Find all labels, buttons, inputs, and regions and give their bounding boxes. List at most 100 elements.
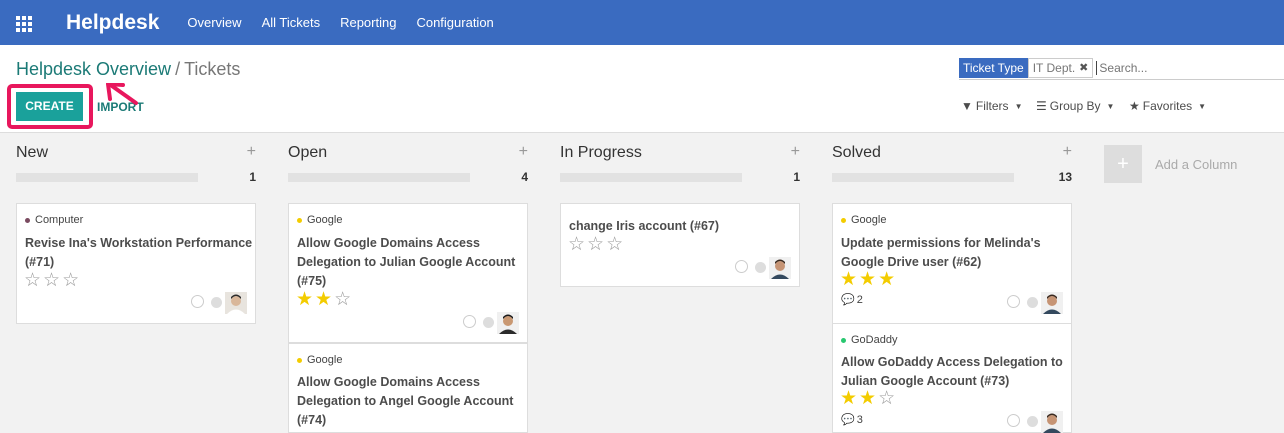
column-progress-bar[interactable] xyxy=(16,173,198,182)
tag-color-dot xyxy=(25,217,30,223)
breadcrumb: Helpdesk Overview / Tickets xyxy=(16,59,240,80)
group-by-dropdown[interactable]: ☰ Group By ▼ xyxy=(1036,99,1114,113)
filters-label: Filters xyxy=(975,99,1009,113)
search-bar: Ticket Type IT Dept. ✖ xyxy=(959,56,1284,80)
list-icon: ☰ xyxy=(1036,99,1047,113)
apps-menu-icon[interactable] xyxy=(16,15,34,32)
facet-remove-icon[interactable]: ✖ xyxy=(1079,61,1088,74)
ticket-title: Allow Google Domains Access Delegation t… xyxy=(297,375,514,427)
ticket-card-73[interactable]: GoDaddy Allow GoDaddy Access Delegation … xyxy=(832,323,1072,433)
column-progress-bar[interactable] xyxy=(832,173,1014,182)
column-title: New xyxy=(16,144,49,161)
quick-create-icon[interactable]: + xyxy=(1063,143,1072,161)
tag-label: Google xyxy=(307,354,343,366)
app-brand[interactable]: Helpdesk xyxy=(66,11,159,35)
nav-overview[interactable]: Overview xyxy=(187,15,241,30)
breadcrumb-current: Tickets xyxy=(184,59,241,79)
breadcrumb-parent[interactable]: Helpdesk Overview xyxy=(16,59,171,79)
ticket-tag: Computer xyxy=(25,214,83,226)
tag-label: Google xyxy=(307,214,343,226)
tag-color-dot xyxy=(297,357,302,363)
ticket-card-74[interactable]: Google Allow Google Domains Access Deleg… xyxy=(288,343,528,433)
tag-color-dot xyxy=(841,337,846,343)
ticket-title: Revise Ina's Workstation Performance (#7… xyxy=(25,236,253,269)
ticket-tag: Google xyxy=(297,354,342,366)
kanban-state-icon[interactable] xyxy=(211,297,222,308)
message-count-value: 3 xyxy=(856,413,863,426)
group-by-label: Group By xyxy=(1049,99,1101,113)
ticket-title: Update permissions for Melinda's Google … xyxy=(841,236,1041,269)
add-column-label: Add a Column xyxy=(1155,156,1238,172)
ticket-tag: Google xyxy=(841,214,886,226)
quick-create-icon[interactable]: + xyxy=(519,143,528,161)
ticket-card-75[interactable]: Google Allow Google Domains Access Deleg… xyxy=(288,203,528,343)
facet-value: IT Dept. ✖ xyxy=(1027,57,1094,78)
filter-icon: ▼ xyxy=(961,99,973,113)
tag-label: Computer xyxy=(35,214,84,226)
message-count[interactable]: 💬 2 xyxy=(841,293,863,307)
message-count[interactable]: 💬 3 xyxy=(841,413,863,427)
avatar[interactable] xyxy=(769,257,791,279)
quick-create-icon[interactable]: + xyxy=(791,143,800,161)
add-column-plus-icon[interactable]: + xyxy=(1104,145,1142,183)
comments-icon: 💬 xyxy=(841,294,855,306)
kanban-state-icon[interactable] xyxy=(1027,297,1038,308)
nav-reporting[interactable]: Reporting xyxy=(340,15,396,30)
kanban-state-icon[interactable] xyxy=(483,317,494,328)
arrow-pointer-icon xyxy=(106,83,138,105)
avatar[interactable] xyxy=(1041,292,1063,314)
priority-stars[interactable]: ☆☆☆ xyxy=(568,233,625,256)
column-title: In Progress xyxy=(560,144,642,161)
caret-down-icon: ▼ xyxy=(1106,101,1115,111)
clock-icon[interactable] xyxy=(1007,414,1020,427)
clock-icon[interactable] xyxy=(463,315,476,328)
caret-down-icon: ▼ xyxy=(1014,101,1023,111)
ticket-tag: GoDaddy xyxy=(841,334,897,346)
search-input[interactable] xyxy=(1096,60,1247,75)
filters-dropdown[interactable]: ▼ Filters ▼ xyxy=(961,99,1022,113)
nav-all-tickets[interactable]: All Tickets xyxy=(262,15,321,30)
add-column[interactable]: + Add a Column xyxy=(1104,145,1237,183)
quick-create-icon[interactable]: + xyxy=(247,143,256,161)
tag-label: Google xyxy=(851,214,887,226)
star-icon: ★ xyxy=(1129,99,1140,113)
priority-stars[interactable]: ★★☆ xyxy=(840,387,897,410)
favorites-label: Favorites xyxy=(1142,99,1193,113)
tag-label: GoDaddy xyxy=(851,334,898,346)
ticket-card-62[interactable]: Google Update permissions for Melinda's … xyxy=(832,203,1072,324)
priority-stars[interactable]: ☆☆☆ xyxy=(24,269,81,292)
top-navbar: Helpdesk Overview All Tickets Reporting … xyxy=(0,0,1284,45)
priority-stars[interactable]: ★★★ xyxy=(840,268,897,291)
facet-type-label: Ticket Type xyxy=(959,57,1028,78)
column-title: Solved xyxy=(832,144,881,161)
control-panel: Helpdesk Overview / Tickets CREATE IMPORT … xyxy=(0,45,1284,133)
ticket-card-71[interactable]: Computer Revise Ina's Workstation Perfor… xyxy=(16,203,256,324)
create-button[interactable]: CREATE xyxy=(16,92,83,121)
clock-icon[interactable] xyxy=(735,260,748,273)
ticket-title: Allow GoDaddy Access Delegation to Julia… xyxy=(841,355,1063,388)
nav-configuration[interactable]: Configuration xyxy=(416,15,493,30)
kanban-state-icon[interactable] xyxy=(1027,416,1038,427)
avatar[interactable] xyxy=(1041,411,1063,433)
facet-value-text: IT Dept. xyxy=(1032,60,1076,75)
breadcrumb-separator: / xyxy=(175,59,181,79)
column-count: 13 xyxy=(1058,170,1072,184)
column-count: 1 xyxy=(793,170,800,184)
clock-icon[interactable] xyxy=(191,295,204,308)
avatar[interactable] xyxy=(497,312,519,334)
favorites-dropdown[interactable]: ★ Favorites ▼ xyxy=(1129,99,1206,113)
column-count: 4 xyxy=(521,170,528,184)
ticket-card-67[interactable]: change Iris account (#67) ☆☆☆ xyxy=(560,203,800,287)
tag-color-dot xyxy=(297,217,302,223)
message-count-value: 2 xyxy=(856,293,863,306)
priority-stars[interactable]: ★★☆ xyxy=(296,288,353,311)
caret-down-icon: ▼ xyxy=(1198,101,1207,111)
ticket-tag: Google xyxy=(297,214,342,226)
column-progress-bar[interactable] xyxy=(288,173,470,182)
column-count: 1 xyxy=(249,170,256,184)
column-progress-bar[interactable] xyxy=(560,173,742,182)
avatar[interactable] xyxy=(225,292,247,314)
tag-color-dot xyxy=(841,217,846,223)
kanban-state-icon[interactable] xyxy=(755,262,766,273)
clock-icon[interactable] xyxy=(1007,295,1020,308)
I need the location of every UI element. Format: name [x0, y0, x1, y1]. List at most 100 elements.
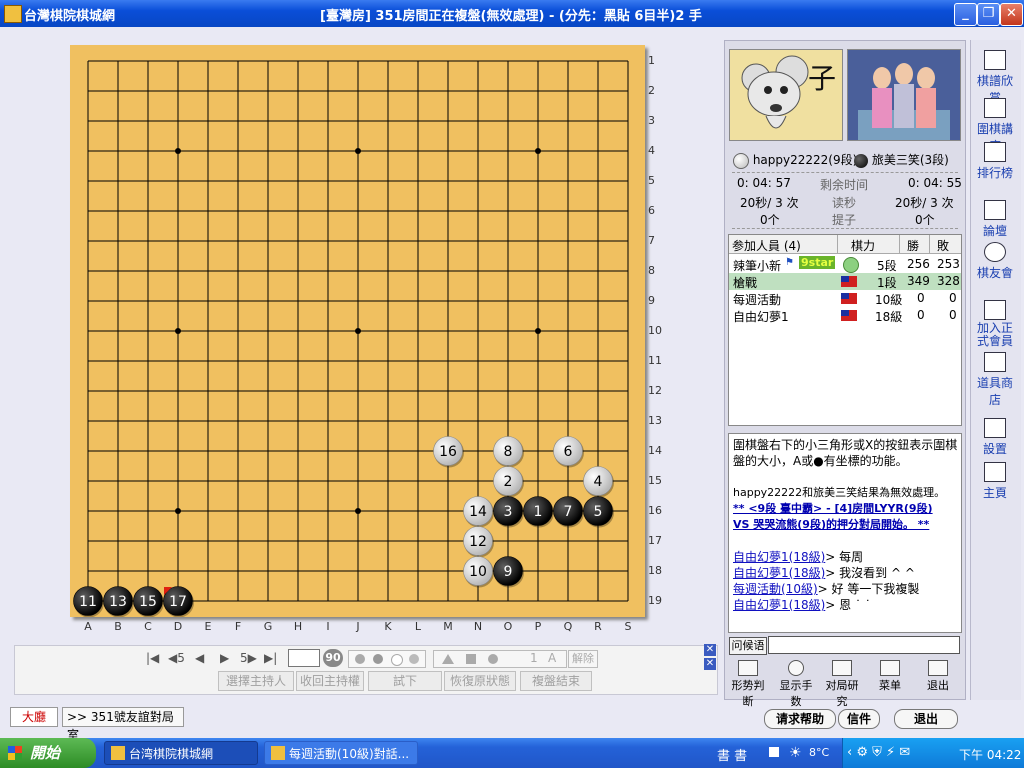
move-number: 17: [169, 594, 187, 610]
star-point: [175, 148, 181, 154]
participant-wins: 0: [917, 308, 925, 322]
system-tray: 書 書 ☀ 8°C ‹ ⚙ ⛨ ⚡ ✉ 下午 04:22: [717, 738, 1024, 768]
go-board[interactable]: 16 8 6 2 4 14 3 1 7 5 12 10 9 11 13 15 17: [70, 45, 645, 617]
move-number: 1: [534, 504, 543, 520]
quit-button[interactable]: 退出: [918, 660, 958, 693]
sidebar-item-join[interactable]: 加入正式會員: [972, 300, 1018, 348]
row-label: 7: [648, 234, 655, 247]
row-label: 17: [648, 534, 662, 547]
clock: 下午 04:22: [959, 748, 1022, 762]
close-button[interactable]: ✕: [1000, 3, 1023, 26]
smiley-icon: [984, 242, 1006, 262]
study-label: 对局研究: [825, 679, 859, 708]
window-title: [臺灣房] 351房間正在複盤(無效處理) - (分先：黑貼 6目半)2 手: [320, 9, 702, 24]
stone-option-icon: [373, 654, 383, 664]
back-button[interactable]: ◀: [195, 651, 204, 665]
start-button[interactable]: 開始: [0, 738, 96, 768]
stone-display-slider[interactable]: [348, 650, 426, 668]
taskbar-item-chat[interactable]: 每週活動(10級)對話...: [264, 741, 418, 765]
row-label: 8: [648, 264, 655, 277]
row-label: 1: [648, 54, 655, 67]
move-number: 10: [469, 564, 487, 580]
participant-losses: 0: [949, 291, 957, 305]
participant-row[interactable]: 辣筆小新 ⚑ 9star 5段 256 253: [729, 256, 961, 273]
participant-row[interactable]: 槍戰 1段 349 328: [729, 273, 961, 290]
last-move-button[interactable]: ▶|: [264, 651, 277, 665]
app-icon: [111, 746, 125, 760]
sidebar-item-forum[interactable]: 論壇: [972, 200, 1018, 239]
close-panel-icon[interactable]: ✕: [704, 644, 716, 656]
chat-sender-link[interactable]: 自由幻夢1(18級): [733, 566, 825, 580]
chat-sender-link[interactable]: 每週活動(10級): [733, 582, 818, 596]
forum-icon: [984, 200, 1006, 220]
exit-button[interactable]: 退出: [894, 709, 958, 729]
circle-icon[interactable]: [488, 654, 498, 664]
expand-panel-icon[interactable]: ✕: [704, 658, 716, 670]
star-point: [535, 328, 541, 334]
move-number-input[interactable]: [288, 649, 320, 667]
taskbar-item-app[interactable]: 台湾棋院棋城網: [104, 741, 258, 765]
row-label: 10: [648, 324, 662, 337]
sidebar-item-ranking[interactable]: 排行榜: [972, 142, 1018, 181]
title-bar: 台灣棋院棋城網 [臺灣房] 351房間正在複盤(無效處理) - (分先：黑貼 6…: [0, 0, 1024, 27]
tab-lobby[interactable]: 大廳: [10, 707, 58, 727]
participant-row[interactable]: 自由幻夢1 18級 0 0: [729, 307, 961, 324]
restore-button[interactable]: ❐: [977, 3, 1000, 26]
chat-system-message[interactable]: ** <9段 臺中霸> - [4]房間LYYR(9段): [733, 501, 933, 517]
try-move-button[interactable]: 試下: [368, 671, 442, 691]
square-icon[interactable]: [466, 654, 476, 664]
chat-input[interactable]: [768, 636, 960, 654]
chat-sender-link[interactable]: 自由幻夢1(18級): [733, 598, 825, 612]
exit-icon: [928, 660, 948, 676]
ime-icon[interactable]: 書 書: [717, 745, 747, 764]
rank-header[interactable]: 棋力: [851, 237, 875, 254]
menu-button[interactable]: 菜单: [870, 660, 910, 693]
greeting-button[interactable]: 问候语: [729, 637, 767, 655]
board-grid[interactable]: 16 8 62 414 3 1 7 51210 911 13 15 17: [70, 45, 645, 617]
podium-icon: [984, 142, 1006, 162]
row-label: 4: [648, 144, 655, 157]
sidebar-item-label: 道具商店: [976, 376, 1013, 407]
chat-system-message[interactable]: VS 哭哭流熊(9段)的押分對局開始。 **: [733, 517, 929, 533]
dismiss-button[interactable]: 解除: [568, 650, 598, 668]
chat-log[interactable]: 圍棋盤右下的小三角形或X的按鈕表示圍棋 盤的大小，A或●有坐標的功能。 happ…: [728, 433, 962, 633]
select-host-button[interactable]: 選擇主持人: [218, 671, 294, 691]
first-move-button[interactable]: |◀: [146, 651, 159, 665]
size-label-a[interactable]: A: [548, 651, 556, 665]
minimize-button[interactable]: _: [954, 3, 977, 26]
sidebar-item-home[interactable]: 主頁: [972, 462, 1018, 501]
sidebar-item-settings[interactable]: 設置: [972, 418, 1018, 457]
participant-wins: 256: [907, 257, 930, 271]
sidebar-item-shop[interactable]: 道具商店: [972, 352, 1018, 408]
sidebar-item-club[interactable]: 棋友會: [972, 242, 1018, 281]
go-badge[interactable]: 90: [323, 649, 343, 667]
end-review-button[interactable]: 複盤結束: [520, 671, 592, 691]
board-size-tools[interactable]: 1 A: [433, 650, 567, 668]
show-moves-button[interactable]: 显示手数: [776, 660, 816, 709]
column-label: A: [84, 620, 92, 633]
participant-row[interactable]: 每週活動 10級 0 0: [729, 290, 961, 307]
back-5-button[interactable]: ◀5: [168, 651, 185, 665]
revoke-host-button[interactable]: 收回主持權: [296, 671, 364, 691]
chat-sender-link[interactable]: 自由幻夢1(18級): [733, 550, 825, 564]
study-button[interactable]: 对局研究: [822, 660, 862, 709]
column-label: F: [234, 620, 242, 633]
loss-header[interactable]: 敗: [937, 237, 949, 254]
tab-room[interactable]: >> 351號友誼對局室: [62, 707, 184, 742]
svg-text:子: 子: [808, 62, 836, 95]
judge-button[interactable]: 形势判断: [728, 660, 768, 709]
ime-mode-icon[interactable]: [769, 747, 779, 757]
row-label: 6: [648, 204, 655, 217]
triangle-icon[interactable]: [442, 654, 454, 664]
participant-list[interactable]: 参加人員 (4) 棋力 勝 敗 辣筆小新 ⚑ 9star 5段 256 253 …: [728, 234, 962, 426]
mail-button[interactable]: 信件: [838, 709, 880, 729]
size-label-1[interactable]: 1: [530, 651, 538, 665]
restore-state-button[interactable]: 恢復原狀態: [444, 671, 516, 691]
byoyomi-label: 读秒: [832, 196, 857, 210]
win-header[interactable]: 勝: [907, 237, 919, 254]
tray-icons[interactable]: ‹ ⚙ ⛨ ⚡ ✉: [847, 745, 910, 760]
forward-5-button[interactable]: 5▶: [240, 651, 257, 665]
help-button[interactable]: 请求帮助: [764, 709, 836, 729]
taskbar-item-label: 台湾棋院棋城網: [129, 747, 214, 761]
forward-button[interactable]: ▶: [220, 651, 229, 665]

+===+

▶ **Exercise description**
Set down exactly the stretch from the line containing "column-progress-bar[interactable] xyxy=(16,173,198,182)" through the line containing "quick-create-icon[interactable]: + xyxy=(791,143,800,161)", including both.

▶ **Solution for this exercise**
column-progress-bar[interactable] xyxy=(16,173,198,182)
tag-color-dot xyxy=(25,217,30,223)
breadcrumb: Helpdesk Overview / Tickets xyxy=(16,59,240,80)
group-by-dropdown[interactable]: ☰ Group By ▼ xyxy=(1036,99,1114,113)
filters-label: Filters xyxy=(975,99,1009,113)
search-bar: Ticket Type IT Dept. ✖ xyxy=(959,56,1284,80)
list-icon: ☰ xyxy=(1036,99,1047,113)
apps-menu-icon[interactable] xyxy=(16,15,34,32)
facet-remove-icon[interactable]: ✖ xyxy=(1079,61,1088,74)
ticket-title: Allow Google Domains Access Delegation t… xyxy=(297,375,514,427)
ticket-card-73[interactable]: GoDaddy Allow GoDaddy Access Delegation … xyxy=(832,323,1072,433)
column-progress-bar[interactable] xyxy=(832,173,1014,182)
column-title: New xyxy=(16,144,49,161)
quick-create-icon[interactable]: + xyxy=(1063,143,1072,161)
tag-label: Google xyxy=(307,354,343,366)
app-brand[interactable]: Helpdesk xyxy=(66,11,159,35)
nav-overview[interactable]: Overview xyxy=(187,15,241,30)
breadcrumb-current: Tickets xyxy=(184,59,241,79)
breadcrumb-parent[interactable]: Helpdesk Overview xyxy=(16,59,171,79)
ticket-tag: Computer xyxy=(25,214,83,226)
tag-label: Google xyxy=(307,214,343,226)
tag-color-dot xyxy=(297,357,302,363)
ticket-card-74[interactable]: Google Allow Google Domains Access Deleg… xyxy=(288,343,528,433)
tag-color-dot xyxy=(841,337,846,343)
ticket-title: Revise Ina's Workstation Performance (#7… xyxy=(25,236,253,269)
ticket-tag: Google xyxy=(297,354,342,366)
kanban-state-icon[interactable] xyxy=(211,297,222,308)
message-count-value: 3 xyxy=(856,413,863,426)
group-by-label: Group By xyxy=(1049,99,1101,113)
ticket-title: Update permissions for Melinda's Google … xyxy=(841,236,1041,269)
add-column-label: Add a Column xyxy=(1155,156,1238,172)
ticket-tag: Google xyxy=(841,214,886,226)
quick-create-icon[interactable]: + xyxy=(519,143,528,161)
ticket-card-75[interactable]: Google Allow Google Domains Access Deleg… xyxy=(288,203,528,343)
facet-value: IT Dept. ✖ xyxy=(1027,57,1094,78)
filter-icon: ▼ xyxy=(961,99,973,113)
tag-label: Computer xyxy=(35,214,84,226)
message-count[interactable]: 💬 2 xyxy=(841,293,863,307)
message-count[interactable]: 💬 3 xyxy=(841,413,863,427)
avatar[interactable] xyxy=(769,257,791,279)
quick-create-icon[interactable]: + xyxy=(791,143,800,161)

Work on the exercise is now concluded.